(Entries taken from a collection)

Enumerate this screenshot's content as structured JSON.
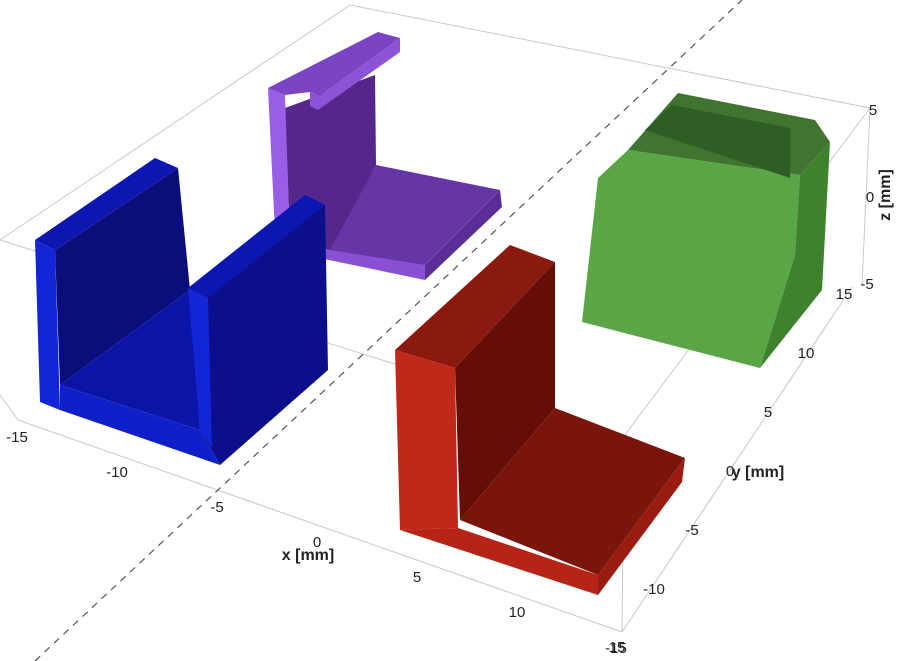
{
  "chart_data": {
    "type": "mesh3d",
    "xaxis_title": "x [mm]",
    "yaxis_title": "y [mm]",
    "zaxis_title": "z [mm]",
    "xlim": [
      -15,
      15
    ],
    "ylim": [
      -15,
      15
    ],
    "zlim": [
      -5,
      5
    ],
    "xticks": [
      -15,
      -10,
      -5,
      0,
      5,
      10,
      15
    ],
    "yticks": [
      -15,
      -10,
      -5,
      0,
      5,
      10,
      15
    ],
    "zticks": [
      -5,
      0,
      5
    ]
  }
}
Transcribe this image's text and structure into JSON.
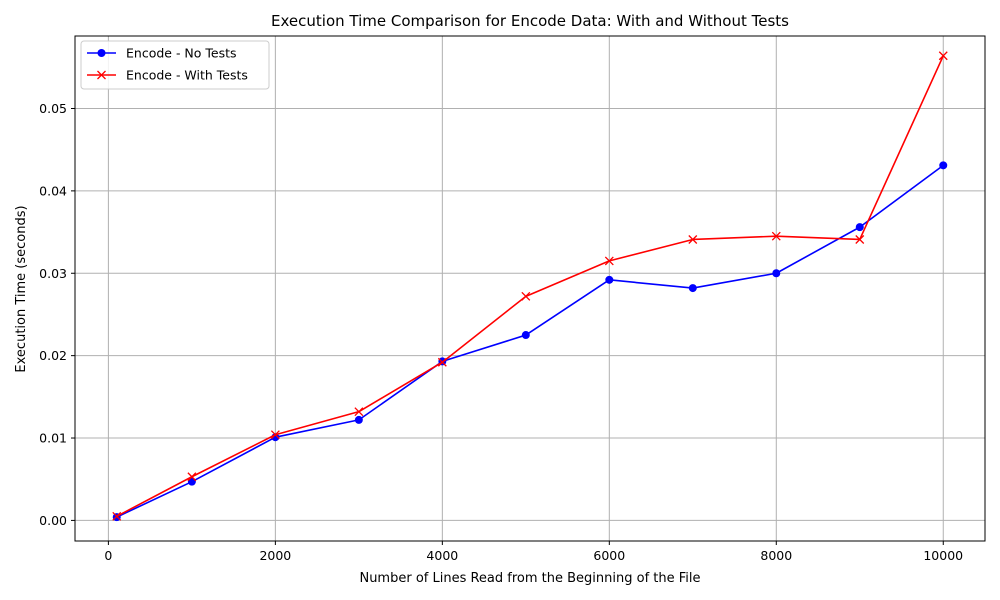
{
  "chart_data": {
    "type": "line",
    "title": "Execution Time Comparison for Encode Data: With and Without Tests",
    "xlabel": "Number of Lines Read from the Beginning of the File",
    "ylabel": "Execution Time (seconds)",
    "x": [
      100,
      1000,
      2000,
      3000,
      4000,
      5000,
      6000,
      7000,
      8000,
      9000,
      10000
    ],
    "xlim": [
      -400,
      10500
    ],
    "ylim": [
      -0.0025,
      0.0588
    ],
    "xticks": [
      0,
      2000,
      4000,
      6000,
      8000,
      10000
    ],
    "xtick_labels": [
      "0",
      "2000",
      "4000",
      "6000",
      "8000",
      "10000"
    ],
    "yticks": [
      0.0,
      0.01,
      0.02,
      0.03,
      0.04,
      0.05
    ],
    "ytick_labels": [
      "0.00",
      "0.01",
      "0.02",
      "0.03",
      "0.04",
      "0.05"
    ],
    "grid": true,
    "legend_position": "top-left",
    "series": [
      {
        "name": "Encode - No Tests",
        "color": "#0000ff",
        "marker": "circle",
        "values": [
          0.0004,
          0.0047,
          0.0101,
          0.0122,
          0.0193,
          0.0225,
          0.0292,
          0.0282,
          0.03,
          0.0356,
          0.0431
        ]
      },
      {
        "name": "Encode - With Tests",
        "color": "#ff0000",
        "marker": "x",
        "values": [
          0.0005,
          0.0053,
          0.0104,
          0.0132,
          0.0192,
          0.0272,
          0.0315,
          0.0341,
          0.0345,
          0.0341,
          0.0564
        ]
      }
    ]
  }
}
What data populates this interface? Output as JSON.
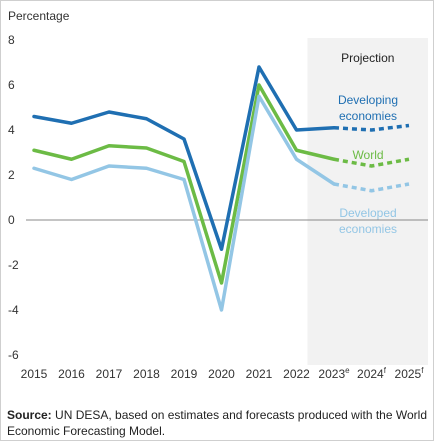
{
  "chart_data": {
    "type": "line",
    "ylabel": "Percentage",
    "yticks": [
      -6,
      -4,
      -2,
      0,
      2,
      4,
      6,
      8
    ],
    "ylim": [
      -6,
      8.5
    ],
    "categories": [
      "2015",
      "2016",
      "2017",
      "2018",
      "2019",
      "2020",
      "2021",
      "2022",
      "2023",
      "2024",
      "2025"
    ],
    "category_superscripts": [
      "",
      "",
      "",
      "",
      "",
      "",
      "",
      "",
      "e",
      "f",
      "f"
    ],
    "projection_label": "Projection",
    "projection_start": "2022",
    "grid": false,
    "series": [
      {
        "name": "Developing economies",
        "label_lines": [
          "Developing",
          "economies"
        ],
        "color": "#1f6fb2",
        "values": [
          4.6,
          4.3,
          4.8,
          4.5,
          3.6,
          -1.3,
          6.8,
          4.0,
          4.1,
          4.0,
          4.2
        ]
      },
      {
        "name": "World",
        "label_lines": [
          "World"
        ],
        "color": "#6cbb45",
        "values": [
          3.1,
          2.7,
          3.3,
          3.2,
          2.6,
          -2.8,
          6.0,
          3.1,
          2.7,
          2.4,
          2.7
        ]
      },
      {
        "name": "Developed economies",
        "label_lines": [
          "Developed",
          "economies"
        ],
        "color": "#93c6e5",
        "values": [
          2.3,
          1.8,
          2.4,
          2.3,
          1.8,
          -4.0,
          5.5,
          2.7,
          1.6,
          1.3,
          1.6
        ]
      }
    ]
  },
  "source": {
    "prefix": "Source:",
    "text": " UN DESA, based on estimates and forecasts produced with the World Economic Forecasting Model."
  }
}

* [Work to complete]: Write the listing out a second time exactly, dropping all images.

* [Output]:
Enumerate this screenshot's content as structured JSON.
{
  "chart_data": {
    "type": "mesh3d",
    "xaxis_title": "x [mm]",
    "yaxis_title": "y [mm]",
    "zaxis_title": "z [mm]",
    "xlim": [
      -15,
      15
    ],
    "ylim": [
      -15,
      15
    ],
    "zlim": [
      -5,
      5
    ],
    "xticks": [
      -15,
      -10,
      -5,
      0,
      5,
      10,
      15
    ],
    "yticks": [
      -15,
      -10,
      -5,
      0,
      5,
      10,
      15
    ],
    "zticks": [
      -5,
      0,
      5
    ]
  }
}
Transcribe this image's text and structure into JSON.
{
  "chart_data": {
    "type": "line",
    "title": "Execution Time Comparison for Encode Data: With and Without Tests",
    "xlabel": "Number of Lines Read from the Beginning of the File",
    "ylabel": "Execution Time (seconds)",
    "x": [
      100,
      1000,
      2000,
      3000,
      4000,
      5000,
      6000,
      7000,
      8000,
      9000,
      10000
    ],
    "xlim": [
      -400,
      10500
    ],
    "ylim": [
      -0.0025,
      0.0588
    ],
    "xticks": [
      0,
      2000,
      4000,
      6000,
      8000,
      10000
    ],
    "xtick_labels": [
      "0",
      "2000",
      "4000",
      "6000",
      "8000",
      "10000"
    ],
    "yticks": [
      0.0,
      0.01,
      0.02,
      0.03,
      0.04,
      0.05
    ],
    "ytick_labels": [
      "0.00",
      "0.01",
      "0.02",
      "0.03",
      "0.04",
      "0.05"
    ],
    "grid": true,
    "legend_position": "top-left",
    "series": [
      {
        "name": "Encode - No Tests",
        "color": "#0000ff",
        "marker": "circle",
        "values": [
          0.0004,
          0.0047,
          0.0101,
          0.0122,
          0.0193,
          0.0225,
          0.0292,
          0.0282,
          0.03,
          0.0356,
          0.0431
        ]
      },
      {
        "name": "Encode - With Tests",
        "color": "#ff0000",
        "marker": "x",
        "values": [
          0.0005,
          0.0053,
          0.0104,
          0.0132,
          0.0192,
          0.0272,
          0.0315,
          0.0341,
          0.0345,
          0.0341,
          0.0564
        ]
      }
    ]
  }
}
What data populates this interface? Output as JSON.
{
  "chart_data": {
    "type": "line",
    "ylabel": "Percentage",
    "yticks": [
      -6,
      -4,
      -2,
      0,
      2,
      4,
      6,
      8
    ],
    "ylim": [
      -6,
      8.5
    ],
    "categories": [
      "2015",
      "2016",
      "2017",
      "2018",
      "2019",
      "2020",
      "2021",
      "2022",
      "2023",
      "2024",
      "2025"
    ],
    "category_superscripts": [
      "",
      "",
      "",
      "",
      "",
      "",
      "",
      "",
      "e",
      "f",
      "f"
    ],
    "projection_label": "Projection",
    "projection_start": "2022",
    "grid": false,
    "series": [
      {
        "name": "Developing economies",
        "label_lines": [
          "Developing",
          "economies"
        ],
        "color": "#1f6fb2",
        "values": [
          4.6,
          4.3,
          4.8,
          4.5,
          3.6,
          -1.3,
          6.8,
          4.0,
          4.1,
          4.0,
          4.2
        ]
      },
      {
        "name": "World",
        "label_lines": [
          "World"
        ],
        "color": "#6cbb45",
        "values": [
          3.1,
          2.7,
          3.3,
          3.2,
          2.6,
          -2.8,
          6.0,
          3.1,
          2.7,
          2.4,
          2.7
        ]
      },
      {
        "name": "Developed economies",
        "label_lines": [
          "Developed",
          "economies"
        ],
        "color": "#93c6e5",
        "values": [
          2.3,
          1.8,
          2.4,
          2.3,
          1.8,
          -4.0,
          5.5,
          2.7,
          1.6,
          1.3,
          1.6
        ]
      }
    ]
  },
  "source": {
    "prefix": "Source:",
    "text": " UN DESA, based on estimates and forecasts produced with the World Economic Forecasting Model."
  }
}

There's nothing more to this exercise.